## TASK MATERIAL
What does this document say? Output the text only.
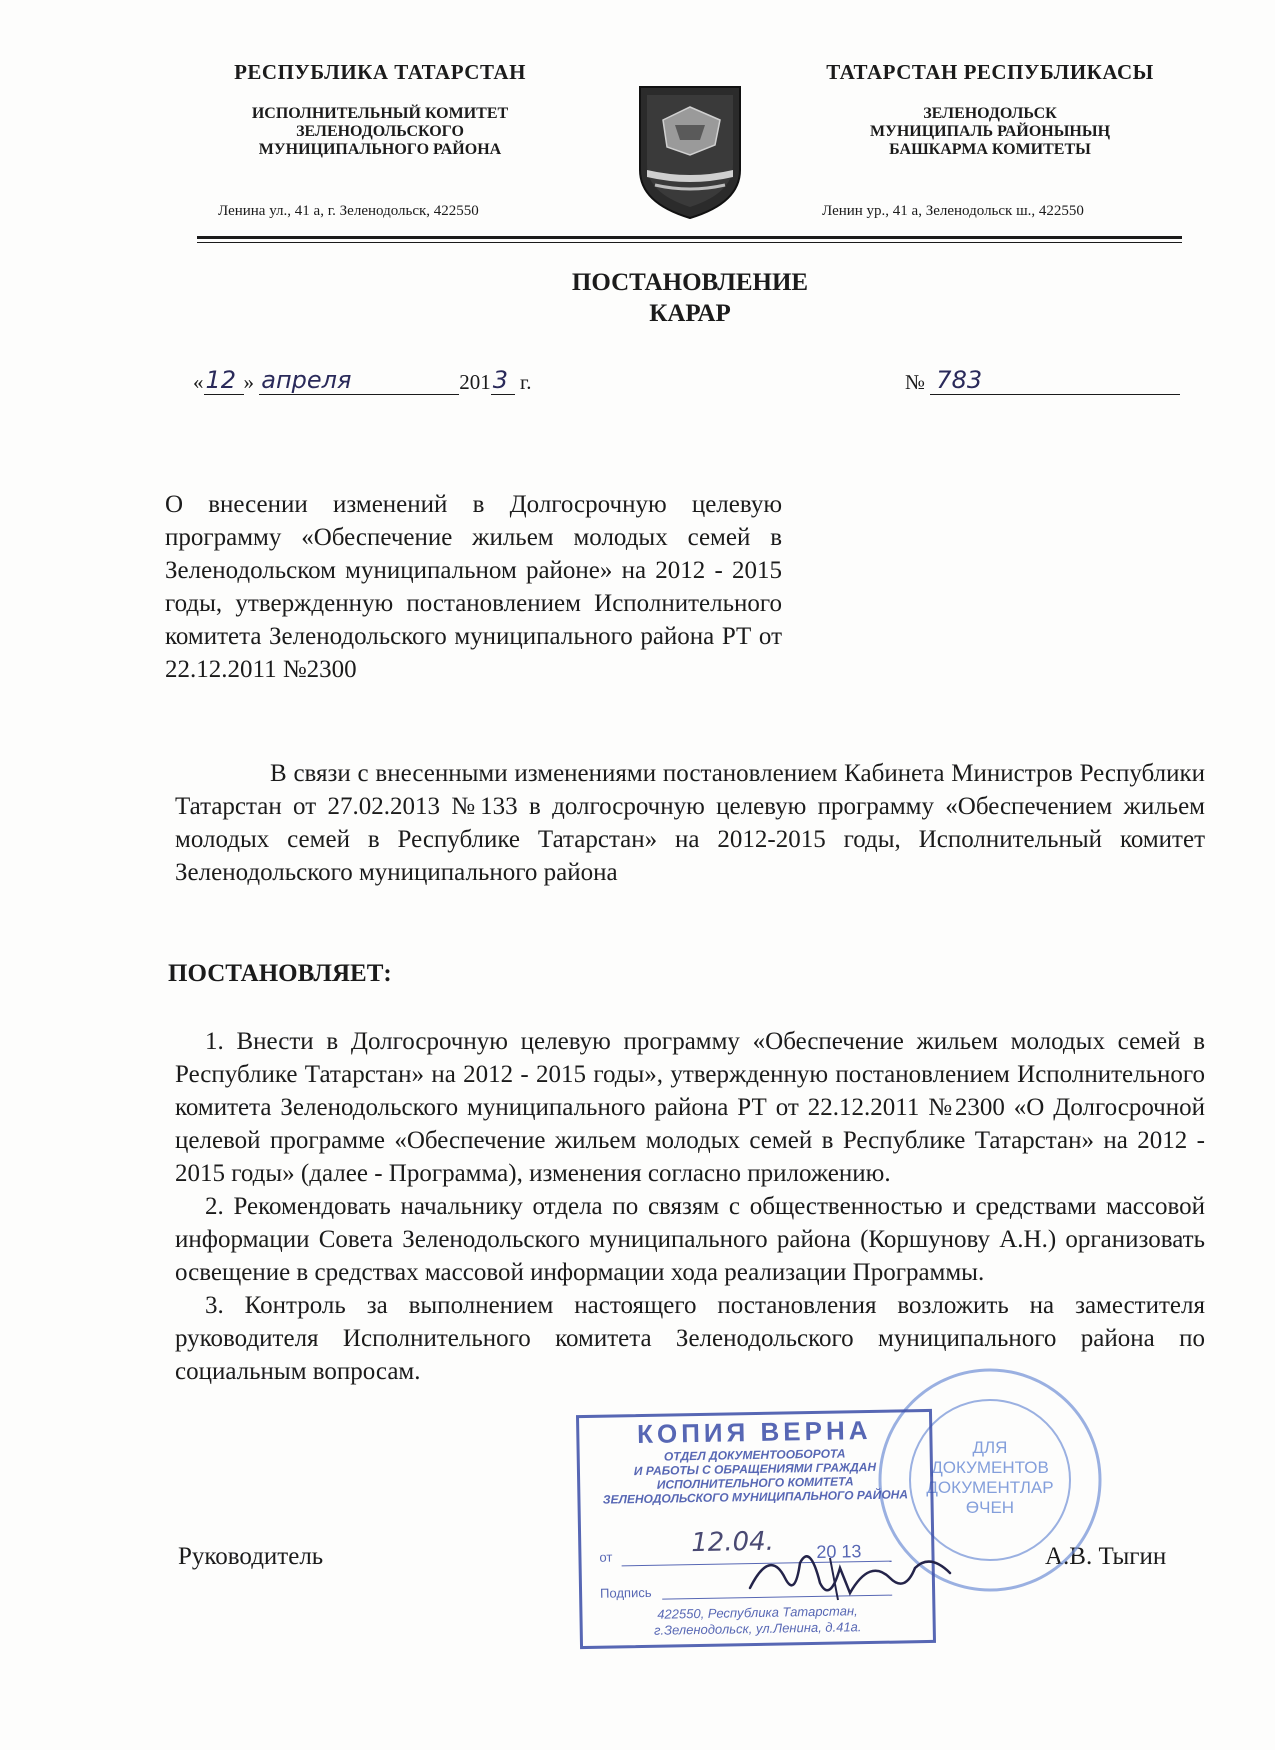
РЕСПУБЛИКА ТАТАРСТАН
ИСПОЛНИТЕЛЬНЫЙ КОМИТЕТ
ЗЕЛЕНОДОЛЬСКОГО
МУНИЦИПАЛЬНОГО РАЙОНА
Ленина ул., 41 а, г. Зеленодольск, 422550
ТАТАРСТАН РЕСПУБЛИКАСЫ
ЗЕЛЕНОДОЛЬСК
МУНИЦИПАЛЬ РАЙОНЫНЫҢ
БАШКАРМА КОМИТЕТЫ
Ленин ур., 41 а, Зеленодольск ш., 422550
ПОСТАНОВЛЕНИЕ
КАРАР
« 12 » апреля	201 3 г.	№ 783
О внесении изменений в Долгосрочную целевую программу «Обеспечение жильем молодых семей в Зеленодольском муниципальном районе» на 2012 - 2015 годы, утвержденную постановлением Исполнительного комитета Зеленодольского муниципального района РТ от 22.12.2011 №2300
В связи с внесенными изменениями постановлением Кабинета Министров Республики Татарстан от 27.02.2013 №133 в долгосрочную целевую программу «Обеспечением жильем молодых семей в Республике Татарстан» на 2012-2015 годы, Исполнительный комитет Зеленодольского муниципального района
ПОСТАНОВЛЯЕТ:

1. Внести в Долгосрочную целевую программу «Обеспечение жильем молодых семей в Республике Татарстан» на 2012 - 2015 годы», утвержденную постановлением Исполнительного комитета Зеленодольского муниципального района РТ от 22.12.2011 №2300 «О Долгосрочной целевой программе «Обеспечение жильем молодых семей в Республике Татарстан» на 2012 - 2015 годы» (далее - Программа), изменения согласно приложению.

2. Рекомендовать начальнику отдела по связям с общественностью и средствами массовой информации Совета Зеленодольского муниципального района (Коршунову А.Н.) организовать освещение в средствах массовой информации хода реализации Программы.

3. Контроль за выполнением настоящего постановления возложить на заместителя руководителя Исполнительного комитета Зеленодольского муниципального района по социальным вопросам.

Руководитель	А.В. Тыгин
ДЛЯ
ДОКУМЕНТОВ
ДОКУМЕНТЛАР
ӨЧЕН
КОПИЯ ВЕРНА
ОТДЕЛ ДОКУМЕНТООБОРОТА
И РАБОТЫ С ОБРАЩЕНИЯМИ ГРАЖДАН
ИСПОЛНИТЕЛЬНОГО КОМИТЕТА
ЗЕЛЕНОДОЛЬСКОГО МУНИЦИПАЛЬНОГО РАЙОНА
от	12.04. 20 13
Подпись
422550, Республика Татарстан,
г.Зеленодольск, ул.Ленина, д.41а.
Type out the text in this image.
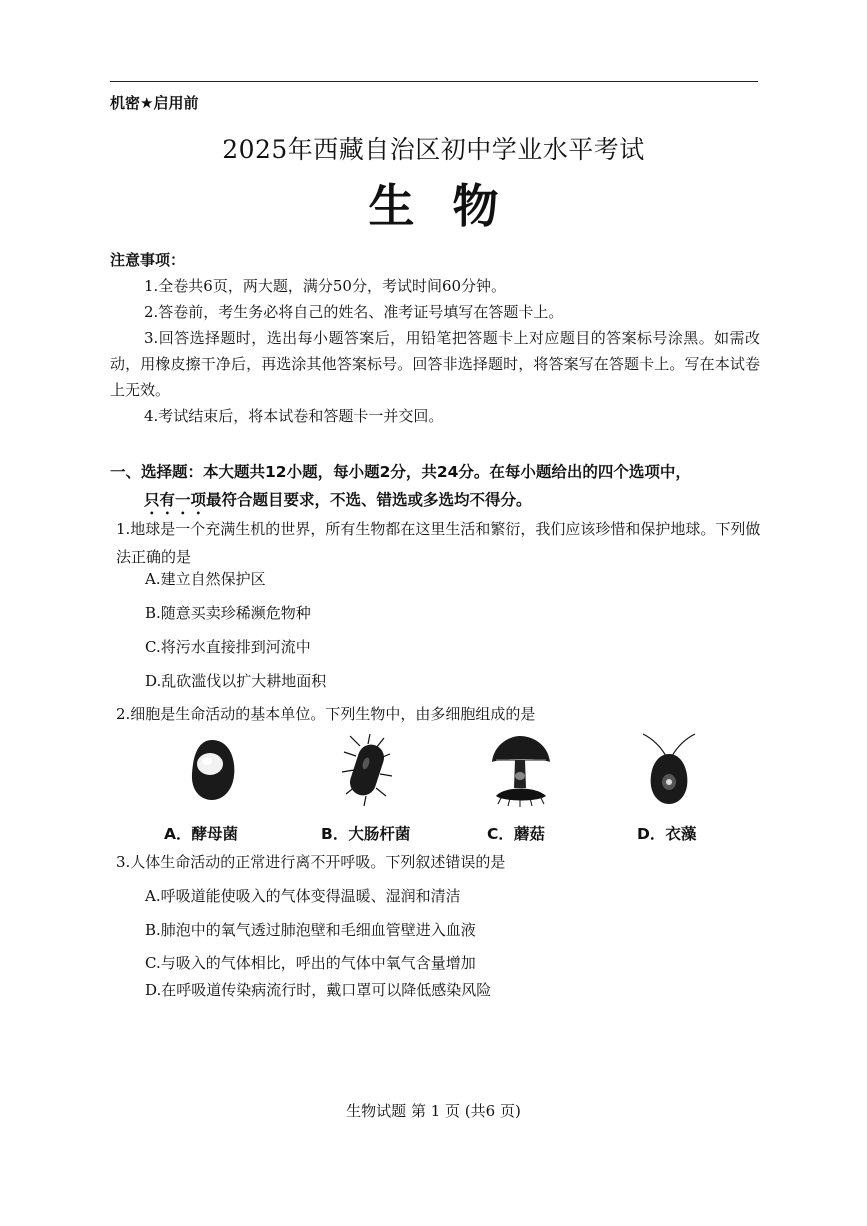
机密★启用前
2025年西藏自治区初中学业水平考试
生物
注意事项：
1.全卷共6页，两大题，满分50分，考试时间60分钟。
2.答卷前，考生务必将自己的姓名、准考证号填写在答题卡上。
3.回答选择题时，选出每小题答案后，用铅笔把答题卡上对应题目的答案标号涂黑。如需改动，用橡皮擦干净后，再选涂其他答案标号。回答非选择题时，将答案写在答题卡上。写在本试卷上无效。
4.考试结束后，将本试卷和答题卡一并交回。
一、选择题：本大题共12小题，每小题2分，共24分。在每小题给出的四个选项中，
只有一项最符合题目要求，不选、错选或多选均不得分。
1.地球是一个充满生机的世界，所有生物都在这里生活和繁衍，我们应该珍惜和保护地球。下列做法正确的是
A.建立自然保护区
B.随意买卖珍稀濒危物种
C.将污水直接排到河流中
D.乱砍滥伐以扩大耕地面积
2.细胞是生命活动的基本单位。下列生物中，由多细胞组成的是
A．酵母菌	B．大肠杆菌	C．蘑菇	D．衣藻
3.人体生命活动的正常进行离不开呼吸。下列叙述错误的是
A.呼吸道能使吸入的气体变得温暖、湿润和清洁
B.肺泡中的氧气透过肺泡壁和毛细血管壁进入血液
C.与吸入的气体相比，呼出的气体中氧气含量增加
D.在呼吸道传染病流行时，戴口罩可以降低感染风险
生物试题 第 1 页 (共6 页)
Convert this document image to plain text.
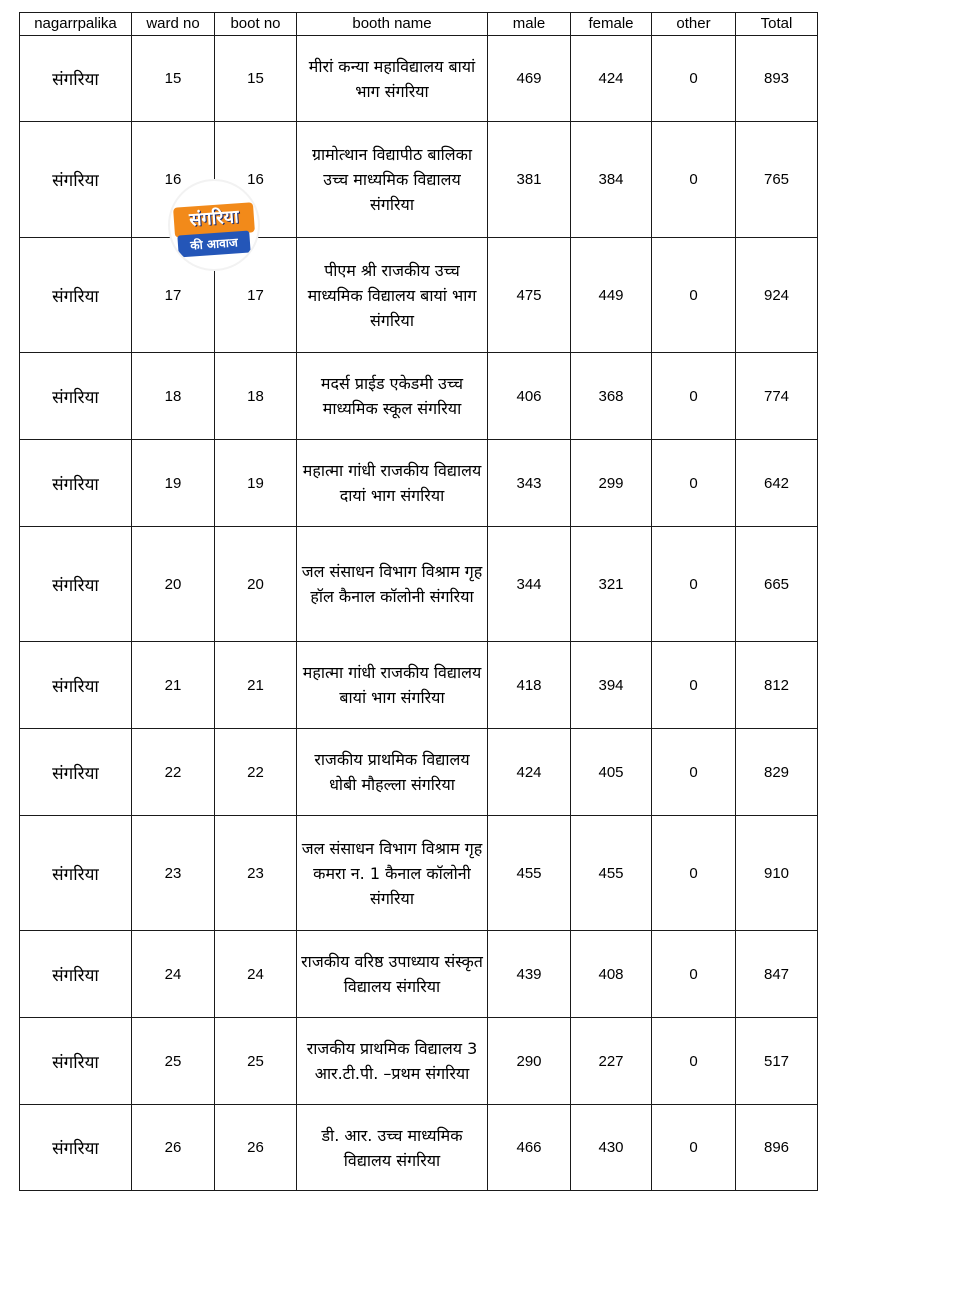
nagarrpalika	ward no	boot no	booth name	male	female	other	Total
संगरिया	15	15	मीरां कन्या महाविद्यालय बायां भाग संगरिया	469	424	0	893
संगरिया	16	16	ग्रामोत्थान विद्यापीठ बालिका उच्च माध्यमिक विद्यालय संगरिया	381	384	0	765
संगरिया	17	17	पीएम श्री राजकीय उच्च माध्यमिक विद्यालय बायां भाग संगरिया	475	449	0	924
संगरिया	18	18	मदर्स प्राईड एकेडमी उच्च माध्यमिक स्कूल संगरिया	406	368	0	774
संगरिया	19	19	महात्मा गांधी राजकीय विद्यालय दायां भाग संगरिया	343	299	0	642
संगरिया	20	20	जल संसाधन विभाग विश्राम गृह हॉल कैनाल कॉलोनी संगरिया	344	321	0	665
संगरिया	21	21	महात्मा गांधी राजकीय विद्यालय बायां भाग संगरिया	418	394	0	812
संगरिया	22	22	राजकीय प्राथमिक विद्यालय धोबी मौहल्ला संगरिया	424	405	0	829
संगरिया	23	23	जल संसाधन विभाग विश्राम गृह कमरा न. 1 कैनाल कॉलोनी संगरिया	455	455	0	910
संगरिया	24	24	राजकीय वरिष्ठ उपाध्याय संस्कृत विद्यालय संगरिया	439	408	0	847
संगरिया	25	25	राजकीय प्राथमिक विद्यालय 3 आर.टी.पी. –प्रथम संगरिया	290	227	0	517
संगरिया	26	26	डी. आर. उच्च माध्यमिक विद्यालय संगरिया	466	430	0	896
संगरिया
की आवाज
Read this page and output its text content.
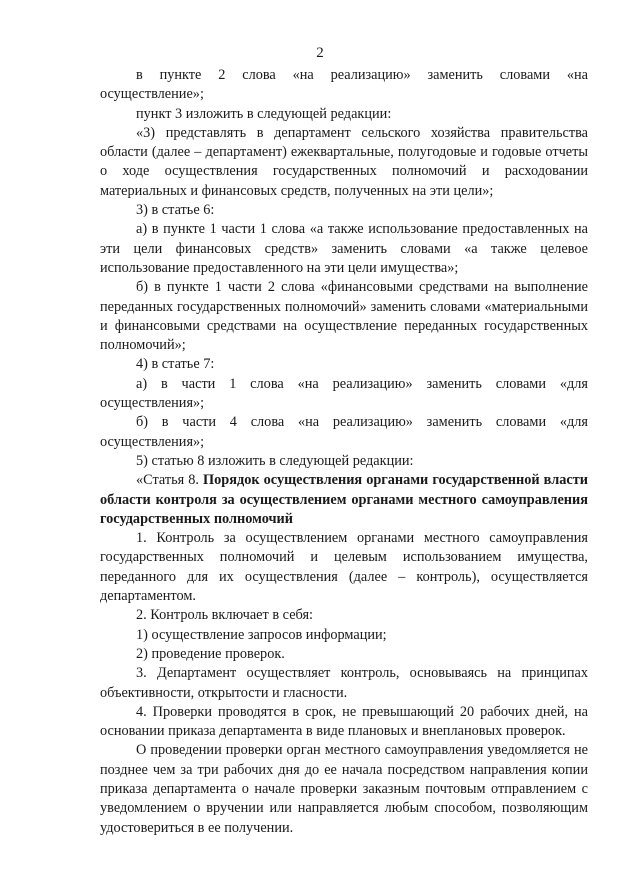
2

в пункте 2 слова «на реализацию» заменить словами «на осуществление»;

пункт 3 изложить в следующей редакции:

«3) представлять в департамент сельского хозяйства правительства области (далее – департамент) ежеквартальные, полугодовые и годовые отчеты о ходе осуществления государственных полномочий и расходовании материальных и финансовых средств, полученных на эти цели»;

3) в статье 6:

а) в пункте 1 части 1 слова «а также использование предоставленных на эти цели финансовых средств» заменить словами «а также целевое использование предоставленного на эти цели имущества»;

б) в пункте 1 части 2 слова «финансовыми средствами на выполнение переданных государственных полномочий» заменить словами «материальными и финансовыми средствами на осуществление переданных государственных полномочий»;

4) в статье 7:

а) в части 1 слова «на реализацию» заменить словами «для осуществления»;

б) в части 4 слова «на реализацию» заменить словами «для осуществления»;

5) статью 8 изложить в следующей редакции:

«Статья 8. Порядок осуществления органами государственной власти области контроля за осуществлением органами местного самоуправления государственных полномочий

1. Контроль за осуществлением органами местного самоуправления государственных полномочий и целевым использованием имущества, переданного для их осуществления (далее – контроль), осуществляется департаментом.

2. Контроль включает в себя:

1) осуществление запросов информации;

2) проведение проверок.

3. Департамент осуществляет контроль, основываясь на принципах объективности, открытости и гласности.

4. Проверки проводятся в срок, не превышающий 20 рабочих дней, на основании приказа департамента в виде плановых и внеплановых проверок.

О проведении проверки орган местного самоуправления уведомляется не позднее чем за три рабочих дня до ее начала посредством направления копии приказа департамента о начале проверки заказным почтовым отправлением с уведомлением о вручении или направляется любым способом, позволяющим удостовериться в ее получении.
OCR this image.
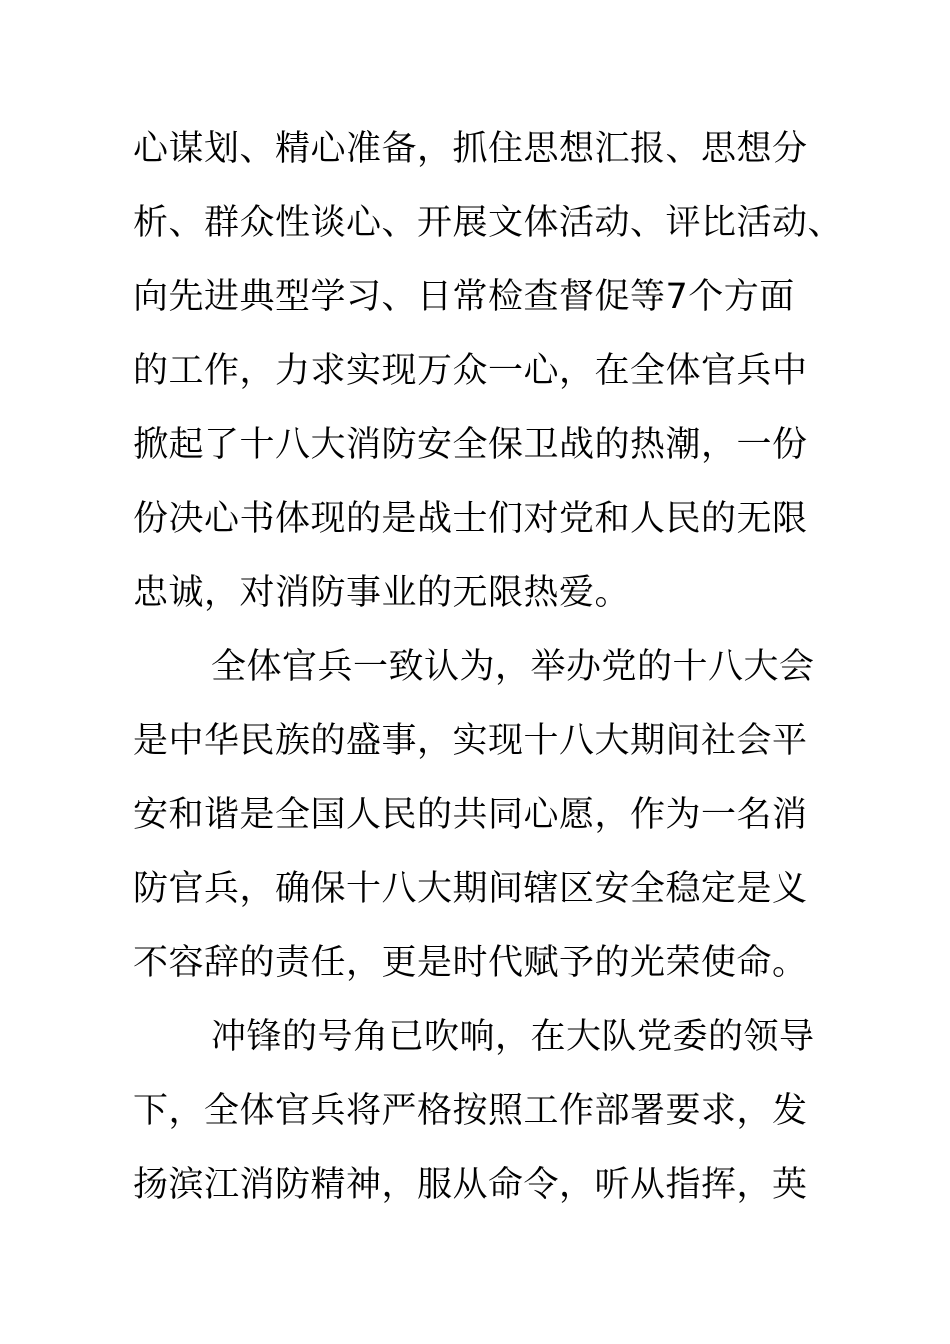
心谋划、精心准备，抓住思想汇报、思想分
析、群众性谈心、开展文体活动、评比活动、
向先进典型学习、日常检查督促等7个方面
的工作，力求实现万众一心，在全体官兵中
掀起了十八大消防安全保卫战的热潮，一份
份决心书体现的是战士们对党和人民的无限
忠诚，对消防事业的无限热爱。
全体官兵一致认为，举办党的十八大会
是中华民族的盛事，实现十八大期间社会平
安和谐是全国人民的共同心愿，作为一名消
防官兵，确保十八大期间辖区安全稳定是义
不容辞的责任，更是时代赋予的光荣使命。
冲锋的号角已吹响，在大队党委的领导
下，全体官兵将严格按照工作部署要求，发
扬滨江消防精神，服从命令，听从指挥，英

## DIRECTIVE
Take the line that contains "OCR this image." as the first and the last line of the records as the end, and please quote those lines exactly, pictures omitted.

## COMPLETE ANSWER
OCR this image.
心谋划、精心准备，抓住思想汇报、思想分
析、群众性谈心、开展文体活动、评比活动、
向先进典型学习、日常检查督促等7个方面
的工作，力求实现万众一心，在全体官兵中
掀起了十八大消防安全保卫战的热潮，一份
份决心书体现的是战士们对党和人民的无限
忠诚，对消防事业的无限热爱。
全体官兵一致认为，举办党的十八大会
是中华民族的盛事，实现十八大期间社会平
安和谐是全国人民的共同心愿，作为一名消
防官兵，确保十八大期间辖区安全稳定是义
不容辞的责任，更是时代赋予的光荣使命。
冲锋的号角已吹响，在大队党委的领导
下，全体官兵将严格按照工作部署要求，发
扬滨江消防精神，服从命令，听从指挥，英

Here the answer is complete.